(Figure dataset records)
.....

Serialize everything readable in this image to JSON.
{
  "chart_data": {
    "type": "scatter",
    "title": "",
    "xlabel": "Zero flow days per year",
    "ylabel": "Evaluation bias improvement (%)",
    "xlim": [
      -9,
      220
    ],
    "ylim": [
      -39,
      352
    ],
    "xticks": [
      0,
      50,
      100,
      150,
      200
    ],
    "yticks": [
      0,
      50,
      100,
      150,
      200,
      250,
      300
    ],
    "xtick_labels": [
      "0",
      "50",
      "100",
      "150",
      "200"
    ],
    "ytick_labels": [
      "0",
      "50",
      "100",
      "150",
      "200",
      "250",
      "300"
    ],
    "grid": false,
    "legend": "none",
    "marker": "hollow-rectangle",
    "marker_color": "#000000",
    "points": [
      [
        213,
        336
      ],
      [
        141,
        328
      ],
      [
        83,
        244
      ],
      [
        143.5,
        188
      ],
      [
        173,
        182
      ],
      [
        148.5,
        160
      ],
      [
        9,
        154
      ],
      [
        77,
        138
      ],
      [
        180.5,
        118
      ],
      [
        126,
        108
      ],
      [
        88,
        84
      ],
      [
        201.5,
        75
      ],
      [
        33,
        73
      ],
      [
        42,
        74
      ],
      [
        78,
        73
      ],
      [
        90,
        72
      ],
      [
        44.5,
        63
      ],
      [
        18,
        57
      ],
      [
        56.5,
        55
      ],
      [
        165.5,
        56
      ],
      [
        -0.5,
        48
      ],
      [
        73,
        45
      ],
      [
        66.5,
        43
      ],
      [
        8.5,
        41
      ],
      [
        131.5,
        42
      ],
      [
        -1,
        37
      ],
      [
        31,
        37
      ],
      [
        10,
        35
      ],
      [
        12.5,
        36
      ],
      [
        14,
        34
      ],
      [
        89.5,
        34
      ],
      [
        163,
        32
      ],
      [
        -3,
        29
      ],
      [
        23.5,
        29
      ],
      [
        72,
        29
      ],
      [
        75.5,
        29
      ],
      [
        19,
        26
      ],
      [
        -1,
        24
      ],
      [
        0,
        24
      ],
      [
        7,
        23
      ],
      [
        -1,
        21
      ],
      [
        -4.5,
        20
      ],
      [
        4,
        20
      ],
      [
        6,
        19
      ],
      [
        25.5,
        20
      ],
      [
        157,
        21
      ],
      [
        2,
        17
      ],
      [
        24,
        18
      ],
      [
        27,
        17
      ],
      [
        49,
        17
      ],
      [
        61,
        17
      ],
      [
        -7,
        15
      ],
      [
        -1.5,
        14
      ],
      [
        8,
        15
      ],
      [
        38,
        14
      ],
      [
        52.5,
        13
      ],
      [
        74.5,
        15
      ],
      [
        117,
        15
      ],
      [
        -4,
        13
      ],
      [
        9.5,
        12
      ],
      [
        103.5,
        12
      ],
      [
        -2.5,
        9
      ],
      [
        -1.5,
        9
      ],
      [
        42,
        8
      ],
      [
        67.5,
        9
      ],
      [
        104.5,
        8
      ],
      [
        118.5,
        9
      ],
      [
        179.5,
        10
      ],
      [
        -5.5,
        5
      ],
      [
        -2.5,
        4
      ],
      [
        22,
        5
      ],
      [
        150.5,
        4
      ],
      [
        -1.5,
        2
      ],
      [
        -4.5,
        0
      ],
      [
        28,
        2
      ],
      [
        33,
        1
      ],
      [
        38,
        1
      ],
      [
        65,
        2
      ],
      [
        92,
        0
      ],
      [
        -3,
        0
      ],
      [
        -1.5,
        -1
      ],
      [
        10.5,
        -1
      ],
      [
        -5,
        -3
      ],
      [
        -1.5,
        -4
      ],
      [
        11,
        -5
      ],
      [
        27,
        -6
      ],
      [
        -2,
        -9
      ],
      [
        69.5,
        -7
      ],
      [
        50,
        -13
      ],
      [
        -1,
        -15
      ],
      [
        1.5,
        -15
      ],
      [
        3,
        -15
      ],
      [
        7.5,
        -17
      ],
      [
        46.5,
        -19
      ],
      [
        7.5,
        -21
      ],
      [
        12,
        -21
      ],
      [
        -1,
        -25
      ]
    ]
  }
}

.....

**PROBLEM TO WORK ON**
Repeat the preceding lines exactly, please, every one of them.

**EXPECTED OUTPUT**
Serialize everything readable in this image to JSON.
{
  "chart_data": {
    "type": "scatter",
    "title": "",
    "xlabel": "Zero flow days per year",
    "ylabel": "Evaluation bias improvement (%)",
    "xlim": [
      -9,
      220
    ],
    "ylim": [
      -39,
      352
    ],
    "xticks": [
      0,
      50,
      100,
      150,
      200
    ],
    "yticks": [
      0,
      50,
      100,
      150,
      200,
      250,
      300
    ],
    "xtick_labels": [
      "0",
      "50",
      "100",
      "150",
      "200"
    ],
    "ytick_labels": [
      "0",
      "50",
      "100",
      "150",
      "200",
      "250",
      "300"
    ],
    "grid": false,
    "legend": "none",
    "marker": "hollow-rectangle",
    "marker_color": "#000000",
    "points": [
      [
        213,
        336
      ],
      [
        141,
        328
      ],
      [
        83,
        244
      ],
      [
        143.5,
        188
      ],
      [
        173,
        182
      ],
      [
        148.5,
        160
      ],
      [
        9,
        154
      ],
      [
        77,
        138
      ],
      [
        180.5,
        118
      ],
      [
        126,
        108
      ],
      [
        88,
        84
      ],
      [
        201.5,
        75
      ],
      [
        33,
        73
      ],
      [
        42,
        74
      ],
      [
        78,
        73
      ],
      [
        90,
        72
      ],
      [
        44.5,
        63
      ],
      [
        18,
        57
      ],
      [
        56.5,
        55
      ],
      [
        165.5,
        56
      ],
      [
        -0.5,
        48
      ],
      [
        73,
        45
      ],
      [
        66.5,
        43
      ],
      [
        8.5,
        41
      ],
      [
        131.5,
        42
      ],
      [
        -1,
        37
      ],
      [
        31,
        37
      ],
      [
        10,
        35
      ],
      [
        12.5,
        36
      ],
      [
        14,
        34
      ],
      [
        89.5,
        34
      ],
      [
        163,
        32
      ],
      [
        -3,
        29
      ],
      [
        23.5,
        29
      ],
      [
        72,
        29
      ],
      [
        75.5,
        29
      ],
      [
        19,
        26
      ],
      [
        -1,
        24
      ],
      [
        0,
        24
      ],
      [
        7,
        23
      ],
      [
        -1,
        21
      ],
      [
        -4.5,
        20
      ],
      [
        4,
        20
      ],
      [
        6,
        19
      ],
      [
        25.5,
        20
      ],
      [
        157,
        21
      ],
      [
        2,
        17
      ],
      [
        24,
        18
      ],
      [
        27,
        17
      ],
      [
        49,
        17
      ],
      [
        61,
        17
      ],
      [
        -7,
        15
      ],
      [
        -1.5,
        14
      ],
      [
        8,
        15
      ],
      [
        38,
        14
      ],
      [
        52.5,
        13
      ],
      [
        74.5,
        15
      ],
      [
        117,
        15
      ],
      [
        -4,
        13
      ],
      [
        9.5,
        12
      ],
      [
        103.5,
        12
      ],
      [
        -2.5,
        9
      ],
      [
        -1.5,
        9
      ],
      [
        42,
        8
      ],
      [
        67.5,
        9
      ],
      [
        104.5,
        8
      ],
      [
        118.5,
        9
      ],
      [
        179.5,
        10
      ],
      [
        -5.5,
        5
      ],
      [
        -2.5,
        4
      ],
      [
        22,
        5
      ],
      [
        150.5,
        4
      ],
      [
        -1.5,
        2
      ],
      [
        -4.5,
        0
      ],
      [
        28,
        2
      ],
      [
        33,
        1
      ],
      [
        38,
        1
      ],
      [
        65,
        2
      ],
      [
        92,
        0
      ],
      [
        -3,
        0
      ],
      [
        -1.5,
        -1
      ],
      [
        10.5,
        -1
      ],
      [
        -5,
        -3
      ],
      [
        -1.5,
        -4
      ],
      [
        11,
        -5
      ],
      [
        27,
        -6
      ],
      [
        -2,
        -9
      ],
      [
        69.5,
        -7
      ],
      [
        50,
        -13
      ],
      [
        -1,
        -15
      ],
      [
        1.5,
        -15
      ],
      [
        3,
        -15
      ],
      [
        7.5,
        -17
      ],
      [
        46.5,
        -19
      ],
      [
        7.5,
        -21
      ],
      [
        12,
        -21
      ],
      [
        -1,
        -25
      ]
    ]
  }
}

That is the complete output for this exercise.